_Exercise passage_:
========================================================================

WE (you and I and other professionals) do not do this. We buy external drive devices from companies like G-Tech, Sonnet, Cal Digit, Dulce, Firmtek, Maxx Digital, Enhance, etc. In real life, no one is “giving up” their internal boot drive.
What is the point of this discussion. You can do DVCProHD and ProRes422HQ all day long with a 5 bay SATA chassis. If you want uncompressed HD, you get a MODERN SAS/SATA drive array that can go
over 500mb/sec (and then you can do not only uncomrpessed HD but 2K as well).It seems that your interest in debating is for only one reason – you want a HARD FIRM ANSWER why you can’t do uncompressed HD without spending more money. The answer – do ProRes422HQ, and stop complaining.
Bob Zelin
-
Philippe Domengie
September 6, 2008 at 7:47 amHi Bob,
You write : “It seems that your interest in debating is for only one reason – you want a HARD FIRM ANSWER why you can’t do uncompressed HD without spending more money. The answer – do ProRes422HQ, and stop complaining. ”

========================================================================

_Source information_:

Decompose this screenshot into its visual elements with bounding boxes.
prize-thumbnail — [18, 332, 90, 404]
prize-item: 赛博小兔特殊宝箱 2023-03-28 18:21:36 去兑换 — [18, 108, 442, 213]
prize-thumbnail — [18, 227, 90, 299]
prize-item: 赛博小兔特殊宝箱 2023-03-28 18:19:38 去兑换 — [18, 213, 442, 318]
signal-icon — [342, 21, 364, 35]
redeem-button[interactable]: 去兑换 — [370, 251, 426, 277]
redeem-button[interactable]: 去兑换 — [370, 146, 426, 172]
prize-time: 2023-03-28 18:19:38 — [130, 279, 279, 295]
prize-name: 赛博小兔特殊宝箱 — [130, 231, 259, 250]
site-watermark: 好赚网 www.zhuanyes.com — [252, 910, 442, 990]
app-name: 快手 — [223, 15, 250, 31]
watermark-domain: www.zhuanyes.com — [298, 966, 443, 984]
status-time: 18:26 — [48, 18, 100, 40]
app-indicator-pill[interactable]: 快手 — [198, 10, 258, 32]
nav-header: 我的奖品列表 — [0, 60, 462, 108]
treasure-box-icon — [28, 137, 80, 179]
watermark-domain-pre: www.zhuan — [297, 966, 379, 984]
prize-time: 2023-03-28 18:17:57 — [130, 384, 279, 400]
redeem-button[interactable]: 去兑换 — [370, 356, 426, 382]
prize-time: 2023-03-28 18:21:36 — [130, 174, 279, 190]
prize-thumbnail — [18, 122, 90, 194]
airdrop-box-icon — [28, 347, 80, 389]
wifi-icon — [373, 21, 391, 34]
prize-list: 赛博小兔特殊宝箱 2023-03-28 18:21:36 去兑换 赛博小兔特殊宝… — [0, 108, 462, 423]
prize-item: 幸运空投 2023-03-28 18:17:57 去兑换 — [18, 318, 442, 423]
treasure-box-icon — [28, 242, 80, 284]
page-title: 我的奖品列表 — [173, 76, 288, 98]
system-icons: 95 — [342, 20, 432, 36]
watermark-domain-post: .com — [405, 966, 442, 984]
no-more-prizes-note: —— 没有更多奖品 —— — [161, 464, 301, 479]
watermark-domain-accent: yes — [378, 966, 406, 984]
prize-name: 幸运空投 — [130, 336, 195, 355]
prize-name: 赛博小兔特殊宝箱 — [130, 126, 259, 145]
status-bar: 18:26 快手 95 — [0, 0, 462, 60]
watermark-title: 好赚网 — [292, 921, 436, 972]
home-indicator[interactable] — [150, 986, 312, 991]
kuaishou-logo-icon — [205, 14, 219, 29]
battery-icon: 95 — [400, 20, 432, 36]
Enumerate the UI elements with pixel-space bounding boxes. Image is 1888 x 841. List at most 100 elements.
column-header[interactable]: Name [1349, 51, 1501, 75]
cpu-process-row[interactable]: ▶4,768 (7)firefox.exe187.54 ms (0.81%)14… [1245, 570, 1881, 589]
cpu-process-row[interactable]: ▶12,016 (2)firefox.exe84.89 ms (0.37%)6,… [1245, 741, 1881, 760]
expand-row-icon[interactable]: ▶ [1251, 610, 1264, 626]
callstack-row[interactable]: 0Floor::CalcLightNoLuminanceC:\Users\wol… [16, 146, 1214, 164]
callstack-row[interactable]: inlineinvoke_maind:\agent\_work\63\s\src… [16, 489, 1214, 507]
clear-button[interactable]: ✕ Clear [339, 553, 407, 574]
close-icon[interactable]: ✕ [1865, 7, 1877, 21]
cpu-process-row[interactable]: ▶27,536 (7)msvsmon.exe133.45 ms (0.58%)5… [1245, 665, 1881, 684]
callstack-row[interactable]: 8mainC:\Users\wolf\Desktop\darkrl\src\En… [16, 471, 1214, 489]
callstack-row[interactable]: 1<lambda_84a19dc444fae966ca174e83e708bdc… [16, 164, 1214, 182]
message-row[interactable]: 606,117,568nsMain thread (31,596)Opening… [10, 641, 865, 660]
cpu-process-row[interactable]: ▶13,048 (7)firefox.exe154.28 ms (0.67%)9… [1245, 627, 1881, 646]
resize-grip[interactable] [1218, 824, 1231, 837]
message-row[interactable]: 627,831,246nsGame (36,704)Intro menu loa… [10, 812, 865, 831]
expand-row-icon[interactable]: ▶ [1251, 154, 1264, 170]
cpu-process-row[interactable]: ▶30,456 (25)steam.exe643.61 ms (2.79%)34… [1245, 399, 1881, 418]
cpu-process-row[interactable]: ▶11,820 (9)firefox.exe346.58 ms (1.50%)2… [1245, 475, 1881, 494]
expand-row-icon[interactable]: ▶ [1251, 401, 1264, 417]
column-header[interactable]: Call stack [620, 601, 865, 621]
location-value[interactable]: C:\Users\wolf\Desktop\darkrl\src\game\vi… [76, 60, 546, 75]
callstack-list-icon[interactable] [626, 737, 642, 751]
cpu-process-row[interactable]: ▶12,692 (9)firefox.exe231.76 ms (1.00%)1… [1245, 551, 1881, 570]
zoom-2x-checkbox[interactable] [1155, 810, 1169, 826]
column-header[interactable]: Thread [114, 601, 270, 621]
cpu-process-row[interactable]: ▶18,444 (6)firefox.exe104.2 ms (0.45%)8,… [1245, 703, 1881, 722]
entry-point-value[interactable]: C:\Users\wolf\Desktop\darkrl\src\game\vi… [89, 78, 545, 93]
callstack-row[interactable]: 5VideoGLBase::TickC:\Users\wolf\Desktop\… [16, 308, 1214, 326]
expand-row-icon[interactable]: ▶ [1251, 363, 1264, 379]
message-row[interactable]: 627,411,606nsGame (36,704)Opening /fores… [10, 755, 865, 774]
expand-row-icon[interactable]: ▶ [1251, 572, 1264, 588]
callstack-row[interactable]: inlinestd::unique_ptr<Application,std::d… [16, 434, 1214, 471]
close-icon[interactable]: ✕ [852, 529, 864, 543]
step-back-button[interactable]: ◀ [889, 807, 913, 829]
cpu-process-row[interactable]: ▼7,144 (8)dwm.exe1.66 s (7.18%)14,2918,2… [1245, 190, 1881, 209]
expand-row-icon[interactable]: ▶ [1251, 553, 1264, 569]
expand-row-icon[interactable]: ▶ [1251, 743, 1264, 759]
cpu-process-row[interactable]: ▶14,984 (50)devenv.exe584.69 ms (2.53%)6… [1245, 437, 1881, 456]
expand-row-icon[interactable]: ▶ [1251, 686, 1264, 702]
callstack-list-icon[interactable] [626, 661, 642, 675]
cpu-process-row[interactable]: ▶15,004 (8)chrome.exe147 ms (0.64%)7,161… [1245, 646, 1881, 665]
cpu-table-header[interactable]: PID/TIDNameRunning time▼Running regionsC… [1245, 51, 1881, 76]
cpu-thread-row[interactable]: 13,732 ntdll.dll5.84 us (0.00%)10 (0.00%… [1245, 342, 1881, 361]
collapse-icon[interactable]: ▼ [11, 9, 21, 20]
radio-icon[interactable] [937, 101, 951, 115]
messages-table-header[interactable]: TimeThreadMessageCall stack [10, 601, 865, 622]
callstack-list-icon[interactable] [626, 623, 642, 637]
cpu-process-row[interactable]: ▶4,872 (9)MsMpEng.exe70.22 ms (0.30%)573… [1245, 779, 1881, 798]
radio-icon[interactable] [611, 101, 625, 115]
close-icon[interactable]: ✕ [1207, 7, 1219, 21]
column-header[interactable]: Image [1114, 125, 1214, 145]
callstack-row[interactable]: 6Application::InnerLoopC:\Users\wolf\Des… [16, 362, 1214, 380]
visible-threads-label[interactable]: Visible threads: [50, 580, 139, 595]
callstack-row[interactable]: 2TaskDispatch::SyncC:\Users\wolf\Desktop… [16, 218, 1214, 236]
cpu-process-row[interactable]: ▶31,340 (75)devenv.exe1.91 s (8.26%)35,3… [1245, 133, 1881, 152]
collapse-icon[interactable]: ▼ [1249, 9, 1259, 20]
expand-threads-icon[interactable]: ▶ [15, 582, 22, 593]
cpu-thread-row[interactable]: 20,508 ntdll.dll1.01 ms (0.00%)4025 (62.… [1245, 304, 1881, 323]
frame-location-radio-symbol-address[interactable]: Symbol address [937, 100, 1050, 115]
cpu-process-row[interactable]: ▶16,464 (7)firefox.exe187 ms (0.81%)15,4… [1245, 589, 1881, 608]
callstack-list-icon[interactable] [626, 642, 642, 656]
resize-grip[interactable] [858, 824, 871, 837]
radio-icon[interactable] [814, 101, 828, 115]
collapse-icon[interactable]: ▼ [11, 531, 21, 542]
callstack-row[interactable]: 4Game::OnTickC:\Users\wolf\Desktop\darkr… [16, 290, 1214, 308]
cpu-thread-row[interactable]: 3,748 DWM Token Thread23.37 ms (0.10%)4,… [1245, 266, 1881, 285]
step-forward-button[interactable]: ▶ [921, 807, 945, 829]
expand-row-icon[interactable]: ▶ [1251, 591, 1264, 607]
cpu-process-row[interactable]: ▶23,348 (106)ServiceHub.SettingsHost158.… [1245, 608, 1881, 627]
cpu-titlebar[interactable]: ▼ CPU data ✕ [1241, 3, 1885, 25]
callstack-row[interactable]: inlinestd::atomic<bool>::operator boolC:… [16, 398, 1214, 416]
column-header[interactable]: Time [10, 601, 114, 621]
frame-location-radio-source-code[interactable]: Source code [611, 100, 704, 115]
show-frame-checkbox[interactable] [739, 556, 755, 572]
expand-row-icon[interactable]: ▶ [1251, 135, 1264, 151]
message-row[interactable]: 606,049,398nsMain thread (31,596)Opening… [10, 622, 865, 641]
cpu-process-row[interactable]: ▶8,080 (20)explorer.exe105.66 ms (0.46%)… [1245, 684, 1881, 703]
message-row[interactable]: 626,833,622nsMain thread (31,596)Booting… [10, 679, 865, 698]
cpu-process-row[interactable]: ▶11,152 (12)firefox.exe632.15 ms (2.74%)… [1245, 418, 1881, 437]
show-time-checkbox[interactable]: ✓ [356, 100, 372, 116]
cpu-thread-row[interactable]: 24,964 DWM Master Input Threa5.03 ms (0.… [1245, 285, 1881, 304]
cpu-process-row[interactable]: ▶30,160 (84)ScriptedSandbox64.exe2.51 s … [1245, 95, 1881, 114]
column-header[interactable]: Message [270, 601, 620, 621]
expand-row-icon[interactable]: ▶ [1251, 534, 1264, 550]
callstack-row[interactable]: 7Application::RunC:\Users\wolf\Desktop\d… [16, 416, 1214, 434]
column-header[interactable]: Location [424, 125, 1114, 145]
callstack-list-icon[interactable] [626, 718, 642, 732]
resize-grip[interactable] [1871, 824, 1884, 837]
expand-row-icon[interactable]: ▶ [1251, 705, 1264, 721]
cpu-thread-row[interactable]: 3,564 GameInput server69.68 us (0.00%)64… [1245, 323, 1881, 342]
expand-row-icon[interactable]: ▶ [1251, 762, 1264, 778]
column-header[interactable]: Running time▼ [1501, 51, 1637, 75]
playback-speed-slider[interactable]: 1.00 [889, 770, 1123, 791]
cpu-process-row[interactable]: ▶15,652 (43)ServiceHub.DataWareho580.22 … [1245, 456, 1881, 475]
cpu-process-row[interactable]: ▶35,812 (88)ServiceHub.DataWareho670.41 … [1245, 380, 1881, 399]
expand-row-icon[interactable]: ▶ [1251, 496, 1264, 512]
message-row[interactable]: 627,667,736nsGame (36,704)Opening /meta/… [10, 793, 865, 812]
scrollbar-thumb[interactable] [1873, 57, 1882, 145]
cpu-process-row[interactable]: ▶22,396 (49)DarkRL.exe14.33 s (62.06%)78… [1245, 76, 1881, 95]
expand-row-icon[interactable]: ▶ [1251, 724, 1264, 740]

========================================================================

_Task instructions_:
(A) Copy the passage from "WE (you and" to "internal boot drive." from the forum exchange above.
(B) In the forum exchange above, which two formats can be handled all day long with a 5 bay SATA chassis?

_Solved tasks_:
(A)
WE (you and I and other professionals) do not do this. We buy external drive devices from companies like G-Tech, Sonnet, Cal Digit, Dulce, Firmtek, Maxx Digital, Enhance, etc. In real life, no one is “giving up” their internal boot drive.

(B) DVCProHD and ProRes422HQ.